# SET TASK:
Leave out the pictures and copy each record below exactly.

# DATA RECORDS:
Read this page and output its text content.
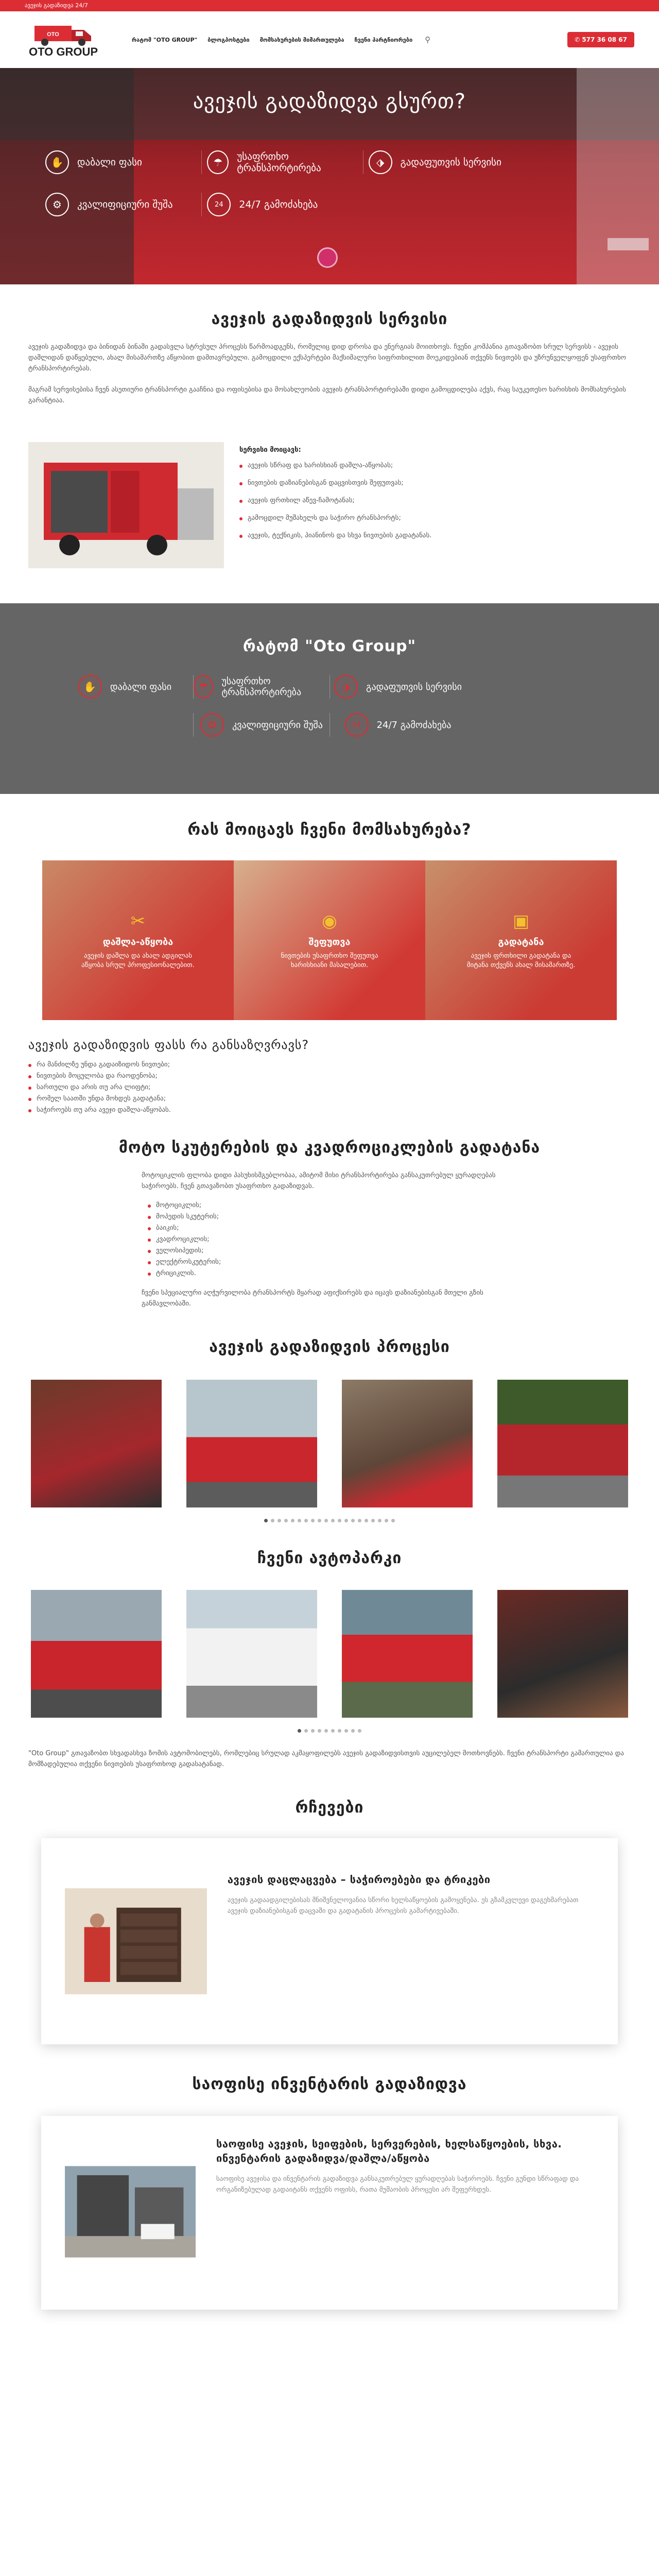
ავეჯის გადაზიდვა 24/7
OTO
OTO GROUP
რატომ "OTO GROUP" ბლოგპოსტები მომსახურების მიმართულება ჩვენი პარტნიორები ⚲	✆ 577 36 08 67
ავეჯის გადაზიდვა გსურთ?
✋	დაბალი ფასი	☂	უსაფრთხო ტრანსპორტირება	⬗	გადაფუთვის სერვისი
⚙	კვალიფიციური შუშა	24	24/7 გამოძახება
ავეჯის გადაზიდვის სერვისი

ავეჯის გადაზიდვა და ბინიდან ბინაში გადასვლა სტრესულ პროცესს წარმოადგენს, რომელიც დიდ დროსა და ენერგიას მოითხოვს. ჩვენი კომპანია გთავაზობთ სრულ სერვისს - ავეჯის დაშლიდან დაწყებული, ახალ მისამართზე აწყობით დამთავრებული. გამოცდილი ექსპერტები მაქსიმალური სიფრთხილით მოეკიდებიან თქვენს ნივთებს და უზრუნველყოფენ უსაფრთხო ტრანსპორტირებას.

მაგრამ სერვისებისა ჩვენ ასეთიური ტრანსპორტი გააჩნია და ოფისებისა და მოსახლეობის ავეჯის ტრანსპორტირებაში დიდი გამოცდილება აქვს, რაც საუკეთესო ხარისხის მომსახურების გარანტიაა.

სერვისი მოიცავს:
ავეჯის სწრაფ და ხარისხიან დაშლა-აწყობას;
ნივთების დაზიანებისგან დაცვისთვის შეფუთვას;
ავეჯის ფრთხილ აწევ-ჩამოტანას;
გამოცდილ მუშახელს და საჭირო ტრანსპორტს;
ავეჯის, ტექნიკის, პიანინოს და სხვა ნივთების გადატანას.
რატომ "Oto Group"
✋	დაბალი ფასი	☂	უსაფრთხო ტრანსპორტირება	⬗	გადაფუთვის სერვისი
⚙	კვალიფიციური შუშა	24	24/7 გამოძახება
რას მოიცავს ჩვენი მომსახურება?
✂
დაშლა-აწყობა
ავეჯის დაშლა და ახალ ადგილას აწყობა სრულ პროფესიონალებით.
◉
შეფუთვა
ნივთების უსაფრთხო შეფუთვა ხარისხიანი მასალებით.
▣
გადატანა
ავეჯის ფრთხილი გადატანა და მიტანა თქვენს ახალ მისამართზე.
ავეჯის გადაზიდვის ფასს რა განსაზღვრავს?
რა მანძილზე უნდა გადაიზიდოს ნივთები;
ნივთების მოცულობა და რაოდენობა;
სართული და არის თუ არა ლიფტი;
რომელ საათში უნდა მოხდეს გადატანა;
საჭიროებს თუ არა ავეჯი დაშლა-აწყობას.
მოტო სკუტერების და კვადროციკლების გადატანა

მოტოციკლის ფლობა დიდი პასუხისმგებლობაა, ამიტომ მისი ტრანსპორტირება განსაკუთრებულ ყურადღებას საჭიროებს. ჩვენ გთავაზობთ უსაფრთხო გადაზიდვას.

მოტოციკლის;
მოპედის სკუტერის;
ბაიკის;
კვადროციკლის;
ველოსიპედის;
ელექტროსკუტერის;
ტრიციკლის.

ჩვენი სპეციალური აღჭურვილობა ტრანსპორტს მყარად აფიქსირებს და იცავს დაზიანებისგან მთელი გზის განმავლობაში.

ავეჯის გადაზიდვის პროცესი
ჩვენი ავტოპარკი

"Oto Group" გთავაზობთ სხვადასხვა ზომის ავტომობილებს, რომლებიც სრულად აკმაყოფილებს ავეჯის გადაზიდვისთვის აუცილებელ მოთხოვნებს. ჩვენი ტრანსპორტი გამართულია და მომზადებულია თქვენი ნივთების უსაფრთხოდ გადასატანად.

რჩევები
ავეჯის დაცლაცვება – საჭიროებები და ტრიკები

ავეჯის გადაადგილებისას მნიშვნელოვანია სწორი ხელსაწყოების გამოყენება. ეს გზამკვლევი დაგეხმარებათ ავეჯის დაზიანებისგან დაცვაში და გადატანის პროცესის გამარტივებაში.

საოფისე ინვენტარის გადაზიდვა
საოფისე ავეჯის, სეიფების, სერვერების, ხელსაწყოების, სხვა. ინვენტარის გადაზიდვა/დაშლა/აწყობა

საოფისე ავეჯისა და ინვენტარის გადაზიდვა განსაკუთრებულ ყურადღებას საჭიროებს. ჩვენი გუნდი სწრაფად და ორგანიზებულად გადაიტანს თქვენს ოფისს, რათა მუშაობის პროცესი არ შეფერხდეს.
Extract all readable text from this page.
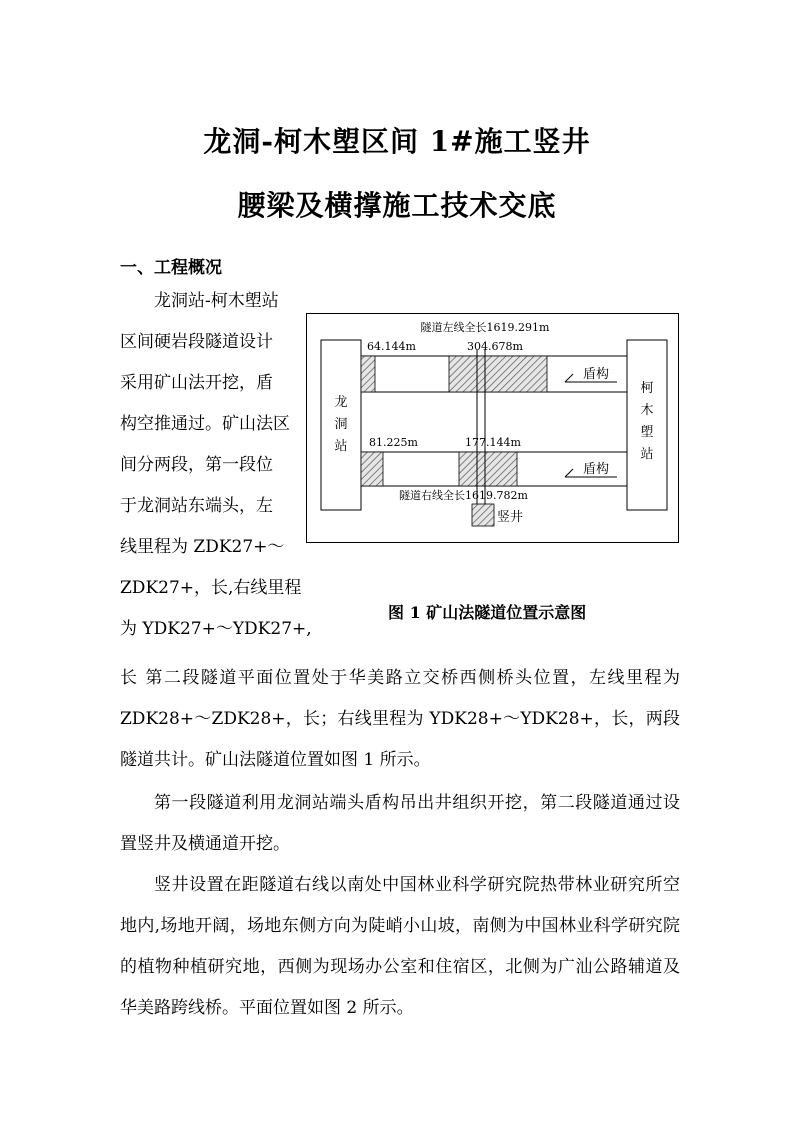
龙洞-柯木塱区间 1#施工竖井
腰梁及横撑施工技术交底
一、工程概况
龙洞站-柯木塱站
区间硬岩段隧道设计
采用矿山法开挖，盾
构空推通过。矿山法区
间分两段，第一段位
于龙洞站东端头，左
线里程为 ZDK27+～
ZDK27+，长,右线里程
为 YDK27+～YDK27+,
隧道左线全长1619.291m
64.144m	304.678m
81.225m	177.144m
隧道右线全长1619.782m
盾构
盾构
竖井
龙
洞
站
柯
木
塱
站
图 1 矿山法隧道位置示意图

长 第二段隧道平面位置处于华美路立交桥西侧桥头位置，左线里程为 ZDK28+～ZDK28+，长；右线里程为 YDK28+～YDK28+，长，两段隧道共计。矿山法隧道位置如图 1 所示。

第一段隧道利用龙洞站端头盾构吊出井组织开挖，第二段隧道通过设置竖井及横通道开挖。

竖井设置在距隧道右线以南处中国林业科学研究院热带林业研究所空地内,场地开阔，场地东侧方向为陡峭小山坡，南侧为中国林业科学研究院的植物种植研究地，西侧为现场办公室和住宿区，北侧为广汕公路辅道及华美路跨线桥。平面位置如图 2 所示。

# OUTPUT OF THE TASK:
Read this page and output its text content.
ავეჯის გადაზიდვა 24/7
OTO
OTO GROUP
რატომ "OTO GROUP" ბლოგპოსტები მომსახურების მიმართულება ჩვენი პარტნიორები ⚲	✆ 577 36 08 67
ავეჯის გადაზიდვა გსურთ?
✋	დაბალი ფასი	☂	უსაფრთხო ტრანსპორტირება	⬗	გადაფუთვის სერვისი
⚙	კვალიფიციური შუშა	24	24/7 გამოძახება
ავეჯის გადაზიდვის სერვისი

ავეჯის გადაზიდვა და ბინიდან ბინაში გადასვლა სტრესულ პროცესს წარმოადგენს, რომელიც დიდ დროსა და ენერგიას მოითხოვს. ჩვენი კომპანია გთავაზობთ სრულ სერვისს - ავეჯის დაშლიდან დაწყებული, ახალ მისამართზე აწყობით დამთავრებული. გამოცდილი ექსპერტები მაქსიმალური სიფრთხილით მოეკიდებიან თქვენს ნივთებს და უზრუნველყოფენ უსაფრთხო ტრანსპორტირებას.

მაგრამ სერვისებისა ჩვენ ასეთიური ტრანსპორტი გააჩნია და ოფისებისა და მოსახლეობის ავეჯის ტრანსპორტირებაში დიდი გამოცდილება აქვს, რაც საუკეთესო ხარისხის მომსახურების გარანტიაა.

სერვისი მოიცავს:
ავეჯის სწრაფ და ხარისხიან დაშლა-აწყობას;
ნივთების დაზიანებისგან დაცვისთვის შეფუთვას;
ავეჯის ფრთხილ აწევ-ჩამოტანას;
გამოცდილ მუშახელს და საჭირო ტრანსპორტს;
ავეჯის, ტექნიკის, პიანინოს და სხვა ნივთების გადატანას.
რატომ "Oto Group"
✋	დაბალი ფასი	☂	უსაფრთხო ტრანსპორტირება	⬗	გადაფუთვის სერვისი
⚙	კვალიფიციური შუშა	24	24/7 გამოძახება
რას მოიცავს ჩვენი მომსახურება?
✂
დაშლა-აწყობა
ავეჯის დაშლა და ახალ ადგილას აწყობა სრულ პროფესიონალებით.
◉
შეფუთვა
ნივთების უსაფრთხო შეფუთვა ხარისხიანი მასალებით.
▣
გადატანა
ავეჯის ფრთხილი გადატანა და მიტანა თქვენს ახალ მისამართზე.
ავეჯის გადაზიდვის ფასს რა განსაზღვრავს?
რა მანძილზე უნდა გადაიზიდოს ნივთები;
ნივთების მოცულობა და რაოდენობა;
სართული და არის თუ არა ლიფტი;
რომელ საათში უნდა მოხდეს გადატანა;
საჭიროებს თუ არა ავეჯი დაშლა-აწყობას.
მოტო სკუტერების და კვადროციკლების გადატანა

მოტოციკლის ფლობა დიდი პასუხისმგებლობაა, ამიტომ მისი ტრანსპორტირება განსაკუთრებულ ყურადღებას საჭიროებს. ჩვენ გთავაზობთ უსაფრთხო გადაზიდვას.

მოტოციკლის;
მოპედის სკუტერის;
ბაიკის;
კვადროციკლის;
ველოსიპედის;
ელექტროსკუტერის;
ტრიციკლის.

ჩვენი სპეციალური აღჭურვილობა ტრანსპორტს მყარად აფიქსირებს და იცავს დაზიანებისგან მთელი გზის განმავლობაში.

ავეჯის გადაზიდვის პროცესი
ჩვენი ავტოპარკი

"Oto Group" გთავაზობთ სხვადასხვა ზომის ავტომობილებს, რომლებიც სრულად აკმაყოფილებს ავეჯის გადაზიდვისთვის აუცილებელ მოთხოვნებს. ჩვენი ტრანსპორტი გამართულია და მომზადებულია თქვენი ნივთების უსაფრთხოდ გადასატანად.

რჩევები
ავეჯის დაცლაცვება – საჭიროებები და ტრიკები

ავეჯის გადაადგილებისას მნიშვნელოვანია სწორი ხელსაწყოების გამოყენება. ეს გზამკვლევი დაგეხმარებათ ავეჯის დაზიანებისგან დაცვაში და გადატანის პროცესის გამარტივებაში.

საოფისე ინვენტარის გადაზიდვა
საოფისე ავეჯის, სეიფების, სერვერების, ხელსაწყოების, სხვა. ინვენტარის გადაზიდვა/დაშლა/აწყობა

საოფისე ავეჯისა და ინვენტარის გადაზიდვა განსაკუთრებულ ყურადღებას საჭიროებს. ჩვენი გუნდი სწრაფად და ორგანიზებულად გადაიტანს თქვენს ოფისს, რათა მუშაობის პროცესი არ შეფერხდეს.
Extract all readable text from this page.
龙洞-柯木塱区间 1#施工竖井
腰梁及横撑施工技术交底
一、工程概况
龙洞站-柯木塱站
区间硬岩段隧道设计
采用矿山法开挖，盾
构空推通过。矿山法区
间分两段，第一段位
于龙洞站东端头，左
线里程为 ZDK27+～
ZDK27+，长,右线里程
为 YDK27+～YDK27+,
隧道左线全长1619.291m
64.144m	304.678m
81.225m	177.144m
隧道右线全长1619.782m
盾构
盾构
竖井
龙
洞
站
柯
木
塱
站
图 1 矿山法隧道位置示意图

长 第二段隧道平面位置处于华美路立交桥西侧桥头位置，左线里程为 ZDK28+～ZDK28+，长；右线里程为 YDK28+～YDK28+，长，两段隧道共计。矿山法隧道位置如图 1 所示。

第一段隧道利用龙洞站端头盾构吊出井组织开挖，第二段隧道通过设置竖井及横通道开挖。

竖井设置在距隧道右线以南处中国林业科学研究院热带林业研究所空地内,场地开阔，场地东侧方向为陡峭小山坡，南侧为中国林业科学研究院的植物种植研究地，西侧为现场办公室和住宿区，北侧为广汕公路辅道及华美路跨线桥。平面位置如图 2 所示。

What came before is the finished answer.